● Task prompt: Leave the pictures out and transcribe every record exactly.

Data entries
+++

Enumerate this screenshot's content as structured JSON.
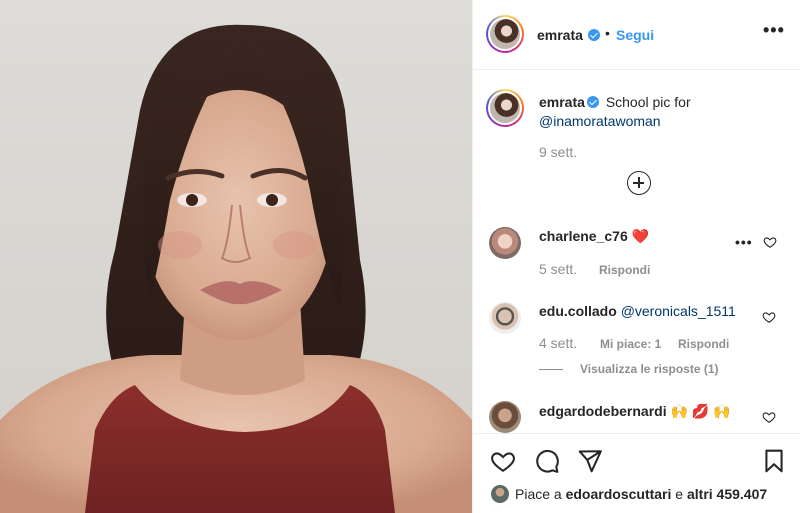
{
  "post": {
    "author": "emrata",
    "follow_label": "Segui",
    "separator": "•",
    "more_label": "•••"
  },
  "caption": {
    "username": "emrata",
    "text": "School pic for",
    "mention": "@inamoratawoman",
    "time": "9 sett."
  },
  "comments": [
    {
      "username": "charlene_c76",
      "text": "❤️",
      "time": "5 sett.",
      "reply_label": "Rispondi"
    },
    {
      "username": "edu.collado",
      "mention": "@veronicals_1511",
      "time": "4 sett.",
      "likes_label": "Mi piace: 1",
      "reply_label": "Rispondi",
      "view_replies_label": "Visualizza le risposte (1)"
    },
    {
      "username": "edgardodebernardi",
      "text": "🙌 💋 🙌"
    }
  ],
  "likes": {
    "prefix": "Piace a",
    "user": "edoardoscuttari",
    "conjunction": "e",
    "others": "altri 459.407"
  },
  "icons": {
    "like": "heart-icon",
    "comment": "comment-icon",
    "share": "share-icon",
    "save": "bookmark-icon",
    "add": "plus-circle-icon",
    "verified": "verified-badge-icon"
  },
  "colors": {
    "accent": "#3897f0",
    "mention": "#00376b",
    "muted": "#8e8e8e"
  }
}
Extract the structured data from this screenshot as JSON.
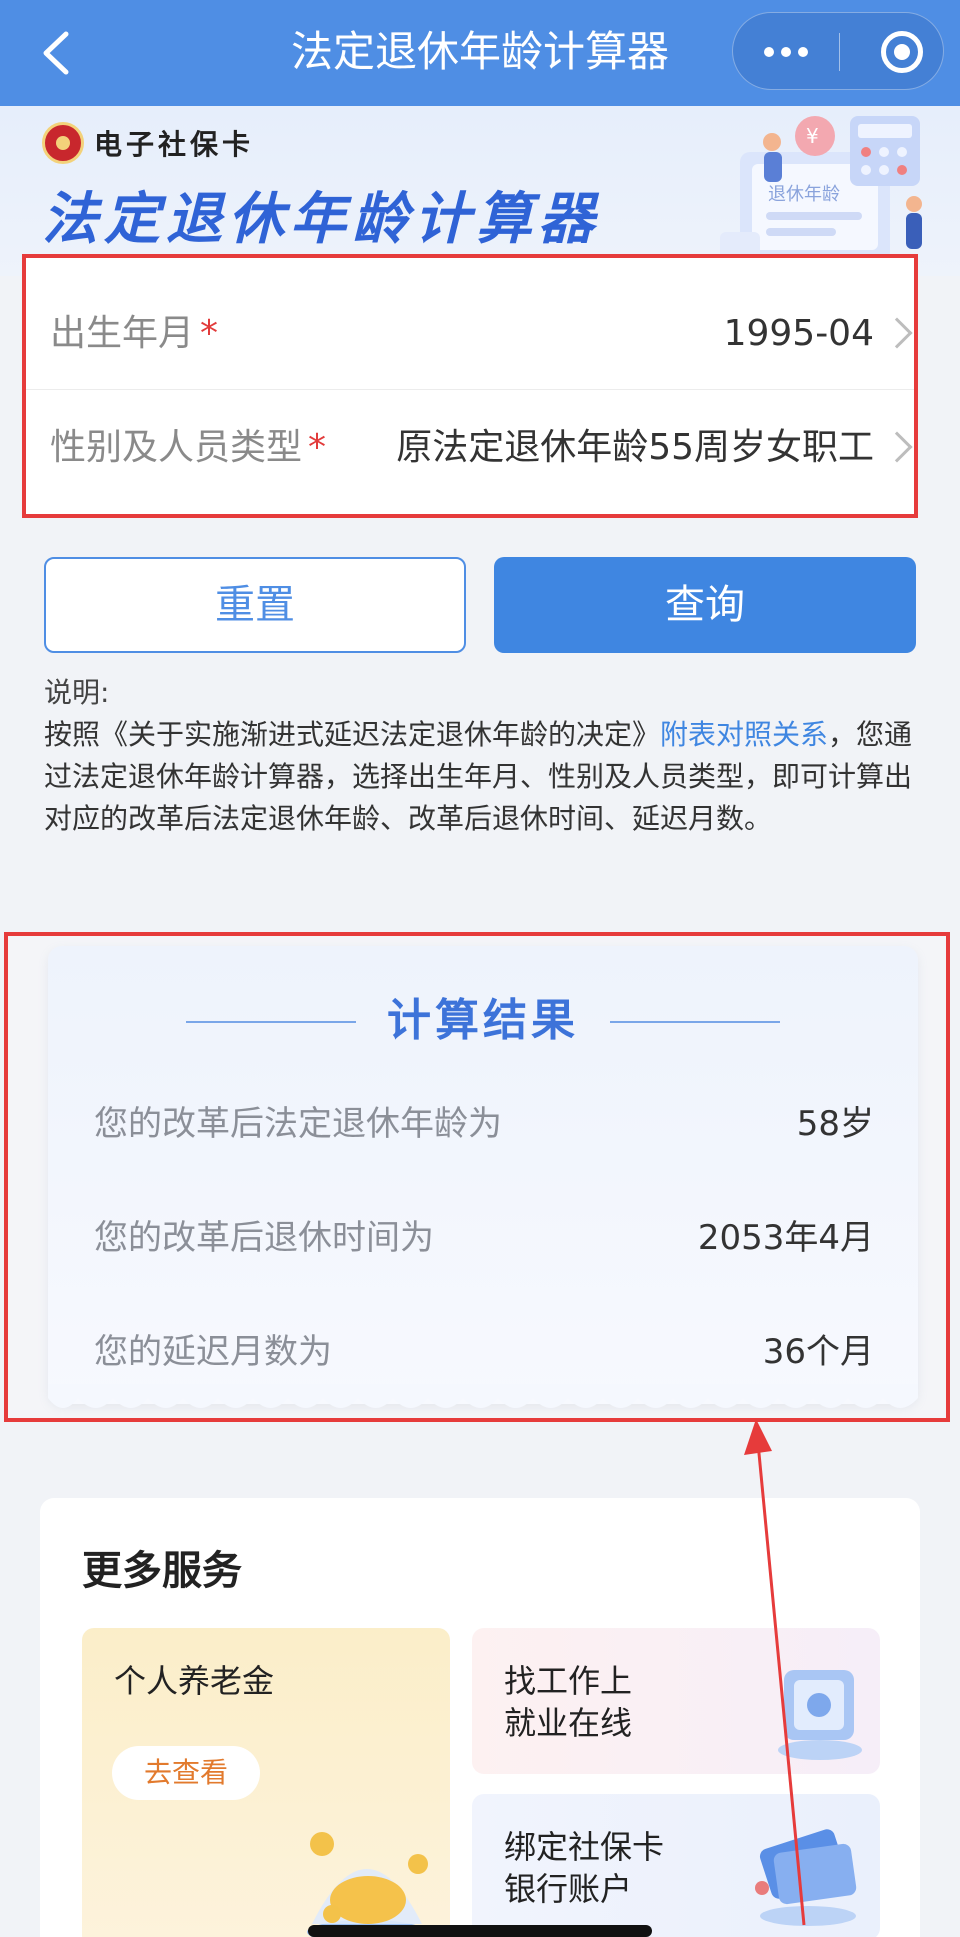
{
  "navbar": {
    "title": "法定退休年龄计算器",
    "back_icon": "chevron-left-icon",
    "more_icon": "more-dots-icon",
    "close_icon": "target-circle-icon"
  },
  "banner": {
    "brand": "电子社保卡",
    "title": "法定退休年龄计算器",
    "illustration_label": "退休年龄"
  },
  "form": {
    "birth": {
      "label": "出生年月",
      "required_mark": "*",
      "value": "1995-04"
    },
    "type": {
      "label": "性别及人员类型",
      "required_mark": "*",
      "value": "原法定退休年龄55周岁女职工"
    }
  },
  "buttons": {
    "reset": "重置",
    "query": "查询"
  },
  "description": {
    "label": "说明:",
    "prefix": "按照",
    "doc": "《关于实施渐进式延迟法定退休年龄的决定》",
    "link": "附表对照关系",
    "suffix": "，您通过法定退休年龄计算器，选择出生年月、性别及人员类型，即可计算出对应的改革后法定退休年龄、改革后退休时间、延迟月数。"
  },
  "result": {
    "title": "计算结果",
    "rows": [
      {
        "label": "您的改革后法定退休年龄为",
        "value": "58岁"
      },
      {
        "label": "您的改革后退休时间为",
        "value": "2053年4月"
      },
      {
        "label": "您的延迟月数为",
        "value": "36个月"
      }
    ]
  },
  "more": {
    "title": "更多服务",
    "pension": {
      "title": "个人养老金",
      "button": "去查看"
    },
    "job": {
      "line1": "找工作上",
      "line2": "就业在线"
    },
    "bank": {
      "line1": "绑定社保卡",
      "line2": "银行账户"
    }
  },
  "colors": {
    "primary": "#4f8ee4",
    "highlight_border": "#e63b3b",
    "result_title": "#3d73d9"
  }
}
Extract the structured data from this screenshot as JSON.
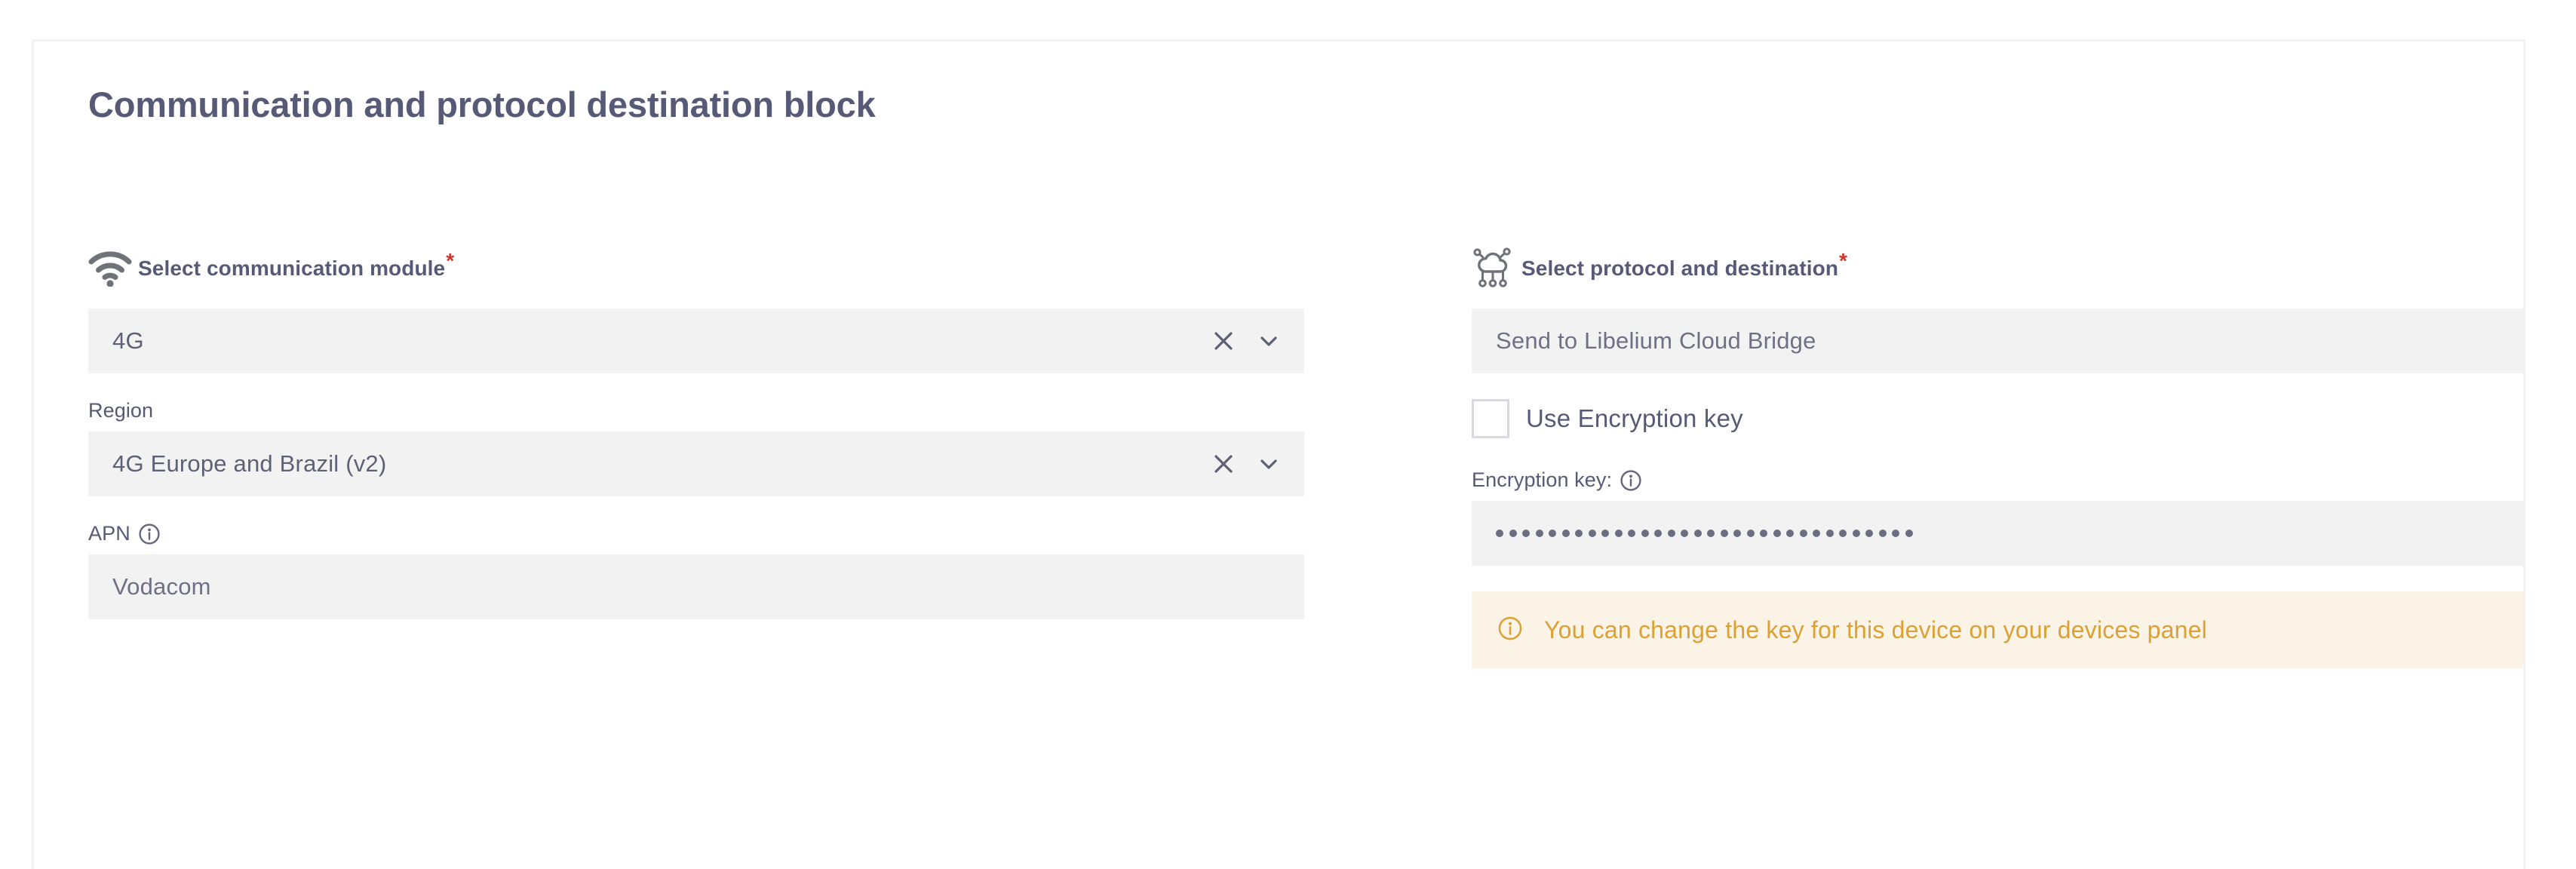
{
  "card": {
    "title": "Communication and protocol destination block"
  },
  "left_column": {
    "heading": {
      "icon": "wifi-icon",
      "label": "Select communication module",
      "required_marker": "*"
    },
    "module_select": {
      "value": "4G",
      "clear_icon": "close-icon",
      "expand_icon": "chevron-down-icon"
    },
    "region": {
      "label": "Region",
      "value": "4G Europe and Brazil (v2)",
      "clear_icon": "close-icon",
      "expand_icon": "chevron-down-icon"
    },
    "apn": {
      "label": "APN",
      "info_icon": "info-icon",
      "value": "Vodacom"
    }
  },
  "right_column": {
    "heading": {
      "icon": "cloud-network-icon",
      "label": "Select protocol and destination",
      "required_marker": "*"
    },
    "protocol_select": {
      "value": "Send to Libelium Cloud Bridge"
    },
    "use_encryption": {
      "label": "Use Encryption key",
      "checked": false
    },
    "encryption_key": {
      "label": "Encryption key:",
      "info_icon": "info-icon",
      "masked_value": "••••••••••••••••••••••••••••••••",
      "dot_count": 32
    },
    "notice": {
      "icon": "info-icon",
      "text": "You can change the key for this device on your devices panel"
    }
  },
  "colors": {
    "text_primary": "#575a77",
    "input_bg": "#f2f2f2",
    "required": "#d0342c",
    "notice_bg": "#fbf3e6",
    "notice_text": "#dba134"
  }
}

+++

● Solution:
Enumerate this screenshot's content as structured JSON.
{
  "post": {
    "author": "emrata",
    "follow_label": "Segui",
    "separator": "•",
    "more_label": "•••"
  },
  "caption": {
    "username": "emrata",
    "text": "School pic for",
    "mention": "@inamoratawoman",
    "time": "9 sett."
  },
  "comments": [
    {
      "username": "charlene_c76",
      "text": "❤️",
      "time": "5 sett.",
      "reply_label": "Rispondi"
    },
    {
      "username": "edu.collado",
      "mention": "@veronicals_1511",
      "time": "4 sett.",
      "likes_label": "Mi piace: 1",
      "reply_label": "Rispondi",
      "view_replies_label": "Visualizza le risposte (1)"
    },
    {
      "username": "edgardodebernardi",
      "text": "🙌 💋 🙌"
    }
  ],
  "likes": {
    "prefix": "Piace a",
    "user": "edoardoscuttari",
    "conjunction": "e",
    "others": "altri 459.407"
  },
  "icons": {
    "like": "heart-icon",
    "comment": "comment-icon",
    "share": "share-icon",
    "save": "bookmark-icon",
    "add": "plus-circle-icon",
    "verified": "verified-badge-icon"
  },
  "colors": {
    "accent": "#3897f0",
    "mention": "#00376b",
    "muted": "#8e8e8e"
  }
}
Extract the structured data from this screenshot as JSON.
{
  "navbar": {
    "title": "法定退休年龄计算器",
    "back_icon": "chevron-left-icon",
    "more_icon": "more-dots-icon",
    "close_icon": "target-circle-icon"
  },
  "banner": {
    "brand": "电子社保卡",
    "title": "法定退休年龄计算器",
    "illustration_label": "退休年龄"
  },
  "form": {
    "birth": {
      "label": "出生年月",
      "required_mark": "*",
      "value": "1995-04"
    },
    "type": {
      "label": "性别及人员类型",
      "required_mark": "*",
      "value": "原法定退休年龄55周岁女职工"
    }
  },
  "buttons": {
    "reset": "重置",
    "query": "查询"
  },
  "description": {
    "label": "说明:",
    "prefix": "按照",
    "doc": "《关于实施渐进式延迟法定退休年龄的决定》",
    "link": "附表对照关系",
    "suffix": "，您通过法定退休年龄计算器，选择出生年月、性别及人员类型，即可计算出对应的改革后法定退休年龄、改革后退休时间、延迟月数。"
  },
  "result": {
    "title": "计算结果",
    "rows": [
      {
        "label": "您的改革后法定退休年龄为",
        "value": "58岁"
      },
      {
        "label": "您的改革后退休时间为",
        "value": "2053年4月"
      },
      {
        "label": "您的延迟月数为",
        "value": "36个月"
      }
    ]
  },
  "more": {
    "title": "更多服务",
    "pension": {
      "title": "个人养老金",
      "button": "去查看"
    },
    "job": {
      "line1": "找工作上",
      "line2": "就业在线"
    },
    "bank": {
      "line1": "绑定社保卡",
      "line2": "银行账户"
    }
  },
  "colors": {
    "primary": "#4f8ee4",
    "highlight_border": "#e63b3b",
    "result_title": "#3d73d9"
  }
}
Extract the structured data from this screenshot as JSON.
{
  "card": {
    "title": "Communication and protocol destination block"
  },
  "left_column": {
    "heading": {
      "icon": "wifi-icon",
      "label": "Select communication module",
      "required_marker": "*"
    },
    "module_select": {
      "value": "4G",
      "clear_icon": "close-icon",
      "expand_icon": "chevron-down-icon"
    },
    "region": {
      "label": "Region",
      "value": "4G Europe and Brazil (v2)",
      "clear_icon": "close-icon",
      "expand_icon": "chevron-down-icon"
    },
    "apn": {
      "label": "APN",
      "info_icon": "info-icon",
      "value": "Vodacom"
    }
  },
  "right_column": {
    "heading": {
      "icon": "cloud-network-icon",
      "label": "Select protocol and destination",
      "required_marker": "*"
    },
    "protocol_select": {
      "value": "Send to Libelium Cloud Bridge"
    },
    "use_encryption": {
      "label": "Use Encryption key",
      "checked": false
    },
    "encryption_key": {
      "label": "Encryption key:",
      "info_icon": "info-icon",
      "masked_value": "••••••••••••••••••••••••••••••••",
      "dot_count": 32
    },
    "notice": {
      "icon": "info-icon",
      "text": "You can change the key for this device on your devices panel"
    }
  },
  "colors": {
    "text_primary": "#575a77",
    "input_bg": "#f2f2f2",
    "required": "#d0342c",
    "notice_bg": "#fbf3e6",
    "notice_text": "#dba134"
  }
}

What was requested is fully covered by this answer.